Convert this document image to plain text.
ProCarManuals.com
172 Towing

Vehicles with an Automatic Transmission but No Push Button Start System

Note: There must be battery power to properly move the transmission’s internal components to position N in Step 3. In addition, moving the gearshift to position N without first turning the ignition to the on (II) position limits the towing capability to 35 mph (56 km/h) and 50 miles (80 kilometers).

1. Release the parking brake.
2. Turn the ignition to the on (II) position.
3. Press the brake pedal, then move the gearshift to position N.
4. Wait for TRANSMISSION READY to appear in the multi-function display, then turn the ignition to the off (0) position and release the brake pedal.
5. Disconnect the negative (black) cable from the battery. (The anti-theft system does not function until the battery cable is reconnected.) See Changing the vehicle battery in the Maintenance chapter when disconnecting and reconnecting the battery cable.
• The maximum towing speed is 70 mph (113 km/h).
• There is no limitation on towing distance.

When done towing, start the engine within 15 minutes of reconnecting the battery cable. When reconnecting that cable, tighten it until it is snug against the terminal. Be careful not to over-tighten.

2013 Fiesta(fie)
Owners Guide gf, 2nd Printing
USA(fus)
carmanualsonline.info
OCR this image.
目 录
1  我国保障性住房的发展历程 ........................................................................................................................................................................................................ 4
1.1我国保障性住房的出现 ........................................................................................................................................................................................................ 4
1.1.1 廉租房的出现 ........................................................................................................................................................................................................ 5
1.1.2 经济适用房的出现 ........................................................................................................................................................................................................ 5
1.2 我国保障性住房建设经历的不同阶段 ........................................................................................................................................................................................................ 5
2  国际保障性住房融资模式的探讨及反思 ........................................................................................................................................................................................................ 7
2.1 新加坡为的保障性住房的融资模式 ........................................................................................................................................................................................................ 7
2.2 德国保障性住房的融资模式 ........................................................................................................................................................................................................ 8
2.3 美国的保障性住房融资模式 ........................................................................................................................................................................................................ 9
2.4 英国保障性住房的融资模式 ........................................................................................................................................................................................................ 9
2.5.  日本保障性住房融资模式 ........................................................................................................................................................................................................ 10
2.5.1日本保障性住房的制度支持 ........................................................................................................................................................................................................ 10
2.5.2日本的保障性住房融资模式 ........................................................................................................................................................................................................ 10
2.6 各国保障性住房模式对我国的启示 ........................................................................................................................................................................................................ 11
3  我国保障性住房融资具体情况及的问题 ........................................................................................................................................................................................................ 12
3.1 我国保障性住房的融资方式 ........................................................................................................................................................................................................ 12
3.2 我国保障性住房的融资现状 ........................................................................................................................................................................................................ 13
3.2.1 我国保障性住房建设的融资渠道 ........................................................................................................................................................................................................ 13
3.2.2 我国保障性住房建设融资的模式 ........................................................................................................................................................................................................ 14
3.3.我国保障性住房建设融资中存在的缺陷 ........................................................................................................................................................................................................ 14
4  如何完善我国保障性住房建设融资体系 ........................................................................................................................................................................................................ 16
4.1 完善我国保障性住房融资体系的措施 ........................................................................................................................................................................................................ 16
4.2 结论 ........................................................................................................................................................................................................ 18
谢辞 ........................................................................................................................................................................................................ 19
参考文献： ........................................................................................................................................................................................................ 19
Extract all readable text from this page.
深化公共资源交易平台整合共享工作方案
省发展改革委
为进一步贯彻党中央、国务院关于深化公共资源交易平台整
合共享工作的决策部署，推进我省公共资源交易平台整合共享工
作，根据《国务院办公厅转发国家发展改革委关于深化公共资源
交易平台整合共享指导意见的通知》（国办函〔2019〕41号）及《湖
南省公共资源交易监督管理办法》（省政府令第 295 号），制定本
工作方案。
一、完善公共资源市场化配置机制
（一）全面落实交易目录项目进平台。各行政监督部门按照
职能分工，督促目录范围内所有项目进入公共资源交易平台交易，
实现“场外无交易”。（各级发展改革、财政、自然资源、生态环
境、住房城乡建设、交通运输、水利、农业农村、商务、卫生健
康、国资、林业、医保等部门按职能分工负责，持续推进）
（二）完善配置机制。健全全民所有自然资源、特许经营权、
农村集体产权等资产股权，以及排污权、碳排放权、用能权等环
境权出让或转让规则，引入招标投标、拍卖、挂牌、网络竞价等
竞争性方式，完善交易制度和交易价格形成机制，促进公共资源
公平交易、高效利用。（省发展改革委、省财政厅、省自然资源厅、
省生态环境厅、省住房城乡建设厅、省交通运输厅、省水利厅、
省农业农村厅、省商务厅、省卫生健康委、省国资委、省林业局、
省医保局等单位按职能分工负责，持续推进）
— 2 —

▶ [Set problem]: Write out once more the lines above beginning at the line with "Extract all readable text from this page."; continue through the final line and stop there.

▶ [Finished task]:
Extract all readable text from this page.
深化公共资源交易平台整合共享工作方案
省发展改革委
为进一步贯彻党中央、国务院关于深化公共资源交易平台整
合共享工作的决策部署，推进我省公共资源交易平台整合共享工
作，根据《国务院办公厅转发国家发展改革委关于深化公共资源
交易平台整合共享指导意见的通知》（国办函〔2019〕41号）及《湖
南省公共资源交易监督管理办法》（省政府令第 295 号），制定本
工作方案。
一、完善公共资源市场化配置机制
（一）全面落实交易目录项目进平台。各行政监督部门按照
职能分工，督促目录范围内所有项目进入公共资源交易平台交易，
实现“场外无交易”。（各级发展改革、财政、自然资源、生态环
境、住房城乡建设、交通运输、水利、农业农村、商务、卫生健
康、国资、林业、医保等部门按职能分工负责，持续推进）
（二）完善配置机制。健全全民所有自然资源、特许经营权、
农村集体产权等资产股权，以及排污权、碳排放权、用能权等环
境权出让或转让规则，引入招标投标、拍卖、挂牌、网络竞价等
竞争性方式，完善交易制度和交易价格形成机制，促进公共资源
公平交易、高效利用。（省发展改革委、省财政厅、省自然资源厅、
省生态环境厅、省住房城乡建设厅、省交通运输厅、省水利厅、
省农业农村厅、省商务厅、省卫生健康委、省国资委、省林业局、
省医保局等单位按职能分工负责，持续推进）
— 2 —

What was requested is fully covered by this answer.